■ **Problem statement**
Filter the listing below, copying every line in which the word "地域の生徒たちの多様な目標を達成する教育の展開" appears.

* Begin Data to process *

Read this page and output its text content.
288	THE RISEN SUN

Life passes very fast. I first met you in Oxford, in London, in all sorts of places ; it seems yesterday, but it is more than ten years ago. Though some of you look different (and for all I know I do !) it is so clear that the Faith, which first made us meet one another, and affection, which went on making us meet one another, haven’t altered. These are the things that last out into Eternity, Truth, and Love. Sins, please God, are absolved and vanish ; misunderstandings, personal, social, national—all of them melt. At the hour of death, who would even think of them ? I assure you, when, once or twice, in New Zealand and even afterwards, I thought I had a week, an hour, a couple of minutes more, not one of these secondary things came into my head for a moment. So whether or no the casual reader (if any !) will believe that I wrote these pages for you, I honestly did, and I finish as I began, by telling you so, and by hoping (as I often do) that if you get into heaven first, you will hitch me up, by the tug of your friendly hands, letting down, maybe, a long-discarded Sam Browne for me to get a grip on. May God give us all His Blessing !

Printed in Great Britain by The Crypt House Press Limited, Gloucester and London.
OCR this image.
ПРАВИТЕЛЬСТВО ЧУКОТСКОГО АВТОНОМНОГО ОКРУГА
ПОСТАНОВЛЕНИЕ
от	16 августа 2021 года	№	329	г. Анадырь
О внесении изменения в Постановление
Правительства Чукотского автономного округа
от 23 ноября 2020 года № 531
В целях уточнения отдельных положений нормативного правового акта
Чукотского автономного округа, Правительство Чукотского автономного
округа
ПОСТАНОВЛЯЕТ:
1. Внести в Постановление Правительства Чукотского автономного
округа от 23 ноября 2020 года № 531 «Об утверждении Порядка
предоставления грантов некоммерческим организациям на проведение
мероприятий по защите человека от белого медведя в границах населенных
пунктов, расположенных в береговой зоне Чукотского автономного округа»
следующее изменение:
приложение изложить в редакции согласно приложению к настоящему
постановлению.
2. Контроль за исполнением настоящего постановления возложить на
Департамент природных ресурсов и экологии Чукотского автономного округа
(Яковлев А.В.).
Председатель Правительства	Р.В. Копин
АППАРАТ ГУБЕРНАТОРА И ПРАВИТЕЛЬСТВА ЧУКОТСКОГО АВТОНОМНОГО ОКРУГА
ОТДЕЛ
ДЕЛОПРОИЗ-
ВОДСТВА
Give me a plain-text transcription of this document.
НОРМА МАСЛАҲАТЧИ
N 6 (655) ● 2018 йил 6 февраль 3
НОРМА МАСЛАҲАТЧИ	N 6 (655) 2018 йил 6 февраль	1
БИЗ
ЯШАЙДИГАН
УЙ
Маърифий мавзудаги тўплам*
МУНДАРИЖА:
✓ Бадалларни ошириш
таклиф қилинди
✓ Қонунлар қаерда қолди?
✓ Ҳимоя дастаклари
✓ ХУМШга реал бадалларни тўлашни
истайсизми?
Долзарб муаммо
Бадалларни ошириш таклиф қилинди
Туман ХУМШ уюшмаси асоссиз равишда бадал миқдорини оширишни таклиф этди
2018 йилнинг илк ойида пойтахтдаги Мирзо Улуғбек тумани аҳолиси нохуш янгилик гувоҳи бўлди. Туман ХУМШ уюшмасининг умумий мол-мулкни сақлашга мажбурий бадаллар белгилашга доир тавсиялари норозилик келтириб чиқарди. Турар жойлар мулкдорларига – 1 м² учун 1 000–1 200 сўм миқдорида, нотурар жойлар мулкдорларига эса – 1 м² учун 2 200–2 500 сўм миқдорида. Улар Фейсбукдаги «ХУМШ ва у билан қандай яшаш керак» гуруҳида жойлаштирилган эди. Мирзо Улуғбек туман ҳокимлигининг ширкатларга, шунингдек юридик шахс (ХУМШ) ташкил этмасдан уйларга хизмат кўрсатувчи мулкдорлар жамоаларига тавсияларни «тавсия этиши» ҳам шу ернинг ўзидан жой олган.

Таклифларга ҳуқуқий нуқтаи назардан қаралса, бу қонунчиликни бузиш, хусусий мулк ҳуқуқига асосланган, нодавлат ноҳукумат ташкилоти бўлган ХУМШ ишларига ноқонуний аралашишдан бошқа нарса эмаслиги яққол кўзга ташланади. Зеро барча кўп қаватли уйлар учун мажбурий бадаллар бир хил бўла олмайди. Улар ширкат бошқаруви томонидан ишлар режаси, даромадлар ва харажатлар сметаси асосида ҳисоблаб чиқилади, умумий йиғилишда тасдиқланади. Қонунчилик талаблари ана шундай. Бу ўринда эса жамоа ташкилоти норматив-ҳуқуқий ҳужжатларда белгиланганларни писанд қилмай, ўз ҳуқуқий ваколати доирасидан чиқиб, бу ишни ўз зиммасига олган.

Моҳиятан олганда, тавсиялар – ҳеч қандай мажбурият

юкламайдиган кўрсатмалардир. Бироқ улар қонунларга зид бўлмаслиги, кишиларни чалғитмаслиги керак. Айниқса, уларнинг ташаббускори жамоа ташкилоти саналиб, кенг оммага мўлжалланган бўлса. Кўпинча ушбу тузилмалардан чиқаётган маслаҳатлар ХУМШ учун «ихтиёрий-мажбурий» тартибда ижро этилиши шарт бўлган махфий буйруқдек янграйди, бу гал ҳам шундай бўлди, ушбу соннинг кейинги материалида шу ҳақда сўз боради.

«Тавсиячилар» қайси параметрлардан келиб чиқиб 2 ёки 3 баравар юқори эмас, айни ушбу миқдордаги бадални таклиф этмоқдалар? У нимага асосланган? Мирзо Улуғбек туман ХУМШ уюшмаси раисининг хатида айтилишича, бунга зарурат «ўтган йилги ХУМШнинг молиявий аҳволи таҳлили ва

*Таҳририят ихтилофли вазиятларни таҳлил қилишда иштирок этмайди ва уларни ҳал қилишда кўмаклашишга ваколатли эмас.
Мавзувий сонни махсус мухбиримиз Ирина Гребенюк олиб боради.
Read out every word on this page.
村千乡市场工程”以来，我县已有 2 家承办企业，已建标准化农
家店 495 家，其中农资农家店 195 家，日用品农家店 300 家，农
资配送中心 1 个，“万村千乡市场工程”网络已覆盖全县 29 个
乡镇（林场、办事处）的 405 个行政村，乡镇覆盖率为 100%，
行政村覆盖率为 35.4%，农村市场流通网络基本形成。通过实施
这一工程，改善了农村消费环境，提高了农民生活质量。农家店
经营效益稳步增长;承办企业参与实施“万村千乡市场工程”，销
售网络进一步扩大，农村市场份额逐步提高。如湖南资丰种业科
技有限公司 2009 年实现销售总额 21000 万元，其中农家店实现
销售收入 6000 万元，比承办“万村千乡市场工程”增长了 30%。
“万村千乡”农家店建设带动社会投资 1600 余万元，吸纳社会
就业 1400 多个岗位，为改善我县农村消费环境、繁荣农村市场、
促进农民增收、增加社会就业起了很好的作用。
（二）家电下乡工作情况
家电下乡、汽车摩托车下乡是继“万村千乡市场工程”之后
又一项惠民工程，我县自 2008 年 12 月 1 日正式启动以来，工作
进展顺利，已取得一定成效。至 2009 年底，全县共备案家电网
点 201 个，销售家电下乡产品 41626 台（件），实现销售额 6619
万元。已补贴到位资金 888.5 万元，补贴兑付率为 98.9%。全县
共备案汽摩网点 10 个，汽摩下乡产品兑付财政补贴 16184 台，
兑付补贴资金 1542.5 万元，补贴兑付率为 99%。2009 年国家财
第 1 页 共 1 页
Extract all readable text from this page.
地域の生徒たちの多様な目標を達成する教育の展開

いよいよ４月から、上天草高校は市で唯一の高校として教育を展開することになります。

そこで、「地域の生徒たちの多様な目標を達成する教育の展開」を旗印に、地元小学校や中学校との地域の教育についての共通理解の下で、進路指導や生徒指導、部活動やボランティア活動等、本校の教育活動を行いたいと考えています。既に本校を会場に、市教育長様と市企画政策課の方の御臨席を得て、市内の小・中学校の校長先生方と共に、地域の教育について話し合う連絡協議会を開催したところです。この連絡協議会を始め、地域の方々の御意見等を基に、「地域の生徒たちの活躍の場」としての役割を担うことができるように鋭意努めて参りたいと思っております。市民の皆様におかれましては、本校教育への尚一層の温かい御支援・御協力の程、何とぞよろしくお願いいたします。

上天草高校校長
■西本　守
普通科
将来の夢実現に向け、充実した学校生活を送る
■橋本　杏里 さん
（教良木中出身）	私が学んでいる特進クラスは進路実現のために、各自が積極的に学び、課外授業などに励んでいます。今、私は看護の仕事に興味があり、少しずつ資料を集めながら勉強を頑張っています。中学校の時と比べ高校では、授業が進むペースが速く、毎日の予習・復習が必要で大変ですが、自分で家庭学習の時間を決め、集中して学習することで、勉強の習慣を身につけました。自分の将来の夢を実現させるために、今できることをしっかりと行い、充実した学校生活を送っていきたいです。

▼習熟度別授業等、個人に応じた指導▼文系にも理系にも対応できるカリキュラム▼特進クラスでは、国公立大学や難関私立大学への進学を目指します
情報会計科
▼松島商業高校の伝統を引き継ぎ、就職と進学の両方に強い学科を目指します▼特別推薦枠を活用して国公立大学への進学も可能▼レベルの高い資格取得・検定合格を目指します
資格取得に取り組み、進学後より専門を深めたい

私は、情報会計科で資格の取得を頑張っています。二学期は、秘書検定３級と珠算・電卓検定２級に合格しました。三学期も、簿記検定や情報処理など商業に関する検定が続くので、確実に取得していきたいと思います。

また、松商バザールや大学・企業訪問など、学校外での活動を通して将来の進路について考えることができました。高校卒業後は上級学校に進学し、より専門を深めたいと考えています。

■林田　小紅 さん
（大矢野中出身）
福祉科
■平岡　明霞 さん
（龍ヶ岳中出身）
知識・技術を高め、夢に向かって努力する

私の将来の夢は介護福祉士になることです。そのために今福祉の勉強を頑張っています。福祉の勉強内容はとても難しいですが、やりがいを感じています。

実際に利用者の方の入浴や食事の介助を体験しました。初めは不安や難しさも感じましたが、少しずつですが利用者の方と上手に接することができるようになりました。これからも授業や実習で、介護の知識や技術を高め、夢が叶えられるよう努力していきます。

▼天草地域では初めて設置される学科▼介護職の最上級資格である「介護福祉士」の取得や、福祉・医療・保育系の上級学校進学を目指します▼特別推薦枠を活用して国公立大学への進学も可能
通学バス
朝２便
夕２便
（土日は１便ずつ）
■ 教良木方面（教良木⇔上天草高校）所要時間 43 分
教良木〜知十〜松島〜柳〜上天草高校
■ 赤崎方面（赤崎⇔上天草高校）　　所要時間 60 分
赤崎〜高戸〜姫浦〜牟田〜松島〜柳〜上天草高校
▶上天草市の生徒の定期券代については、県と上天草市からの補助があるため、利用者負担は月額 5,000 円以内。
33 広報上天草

* End Data to process *

■ **Output**
地域の生徒たちの多様な目標を達成する教育の展開
そこで、「地域の生徒たちの多様な目標を達成する教育の展開」を旗印に、地元小学校や中学校との地域の教育についての共通理解の下で、進路指導や生徒指導、部活動やボランティア活動等、本校の教育活動を行いたいと考えています。既に本校を会場に、市教育長様と市企画政策課の方の御臨席を得て、市内の小・中学校の校長先生方と共に、地域の教育について話し合う連絡協議会を開催したところです。この連絡協議会を始め、地域の方々の御意見等を基に、「地域の生徒たちの活躍の場」としての役割を担うことができるように鋭意努めて参りたいと思っております。市民の皆様におかれましては、本校教育への尚一層の温かい御支援・御協力の程、何とぞよろしくお願いいたします。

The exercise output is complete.